Anyone suffering from a bad case of travel addiction can tell you that there's nothing worse than sludging through those weeks and months in between fixes—er, trips. The "real world" often feels routine, monotonous and achingly dull in comparison to travel. While the simplest solution would be to wheel your roller bag to the nearest airport and book the next flight to Portugal, bank account balances and work responsibilities can sometimes make that plan an impossibility. Instead, here are nine of the best travel movies; perfect for surviving those times when your heart is screaming "Travel!", but your brain is screaming "Pay the rent!"
1. Lost in Translation
When to Watch: While preparing for a trip to Asia
Though the 2003 indie Lost in Translation had several big names attached to it, including actors Bill Murray and Scarlett Johansson, the biggest star in this academy-award winning film was its setting: Tokyo, Japan. Filmed nearly entirely in Japan's buzzing, flashy capital—in the business and entertainment districts of Shinjuku and Shibuya—the movie brings to realistic light a city not often featured in American films. Anyone who has ever traveled or lived in Asia will relate well to the culture shock and loneliness Murray and Johannson's characters experience while navigating a large, unfamiliar city solo.

--- RECORDED DATA ---
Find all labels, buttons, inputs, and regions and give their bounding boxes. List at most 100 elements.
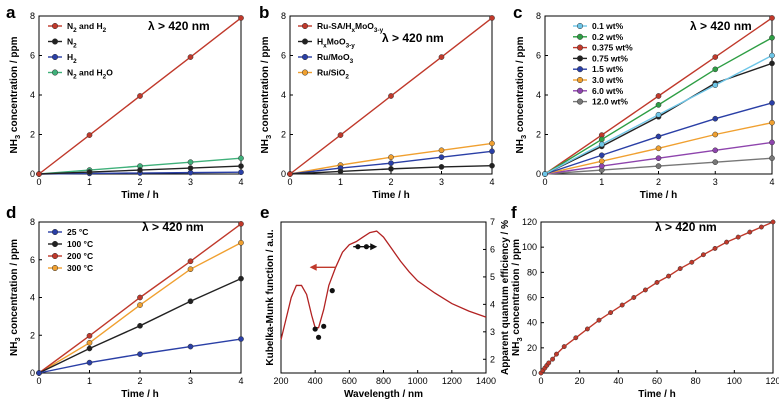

--- TASKS FOR THIS EXERCISE ---
a - Answer these questions using the travel movies piece:
(i) How many travel movies does it say it presents?
(ii) In what year did Lost in Translation come out?
(iii) In which two Tokyo districts was the film shot?
b - Please extend the travel movies piece from where it stops, in the same style.
The lines are separate material and have nothing to do with the travel movies piece.

--- RESPONSES FOR EACH TASK ---
a -
(i) Nine.
(ii) 2003.
(iii) Shinjuku and Shibuya.

b -
2. The Secret Life of Walter Mitty
When to Watch: When you're feeling apprehensive about traveling
Ben Stiller plays play-it-safe daydreamer Walter Mitty in the 2013 film The Secret Life of Walter Mitty. Tired of his ho-hum existance, Walter throws caution to the wind and embarks on an adventurous mission to Greenland, Iceland and the Himalayas. If Iceland wasn't on your radar as being a fun travel destination before, it will be after watching this movie. The majority of the film's scenes were filmed in several of Iceland's colorful fishing villages and glacial lagoons, making it the first time Iceland has played a leading role in a big-budget Hollywood film.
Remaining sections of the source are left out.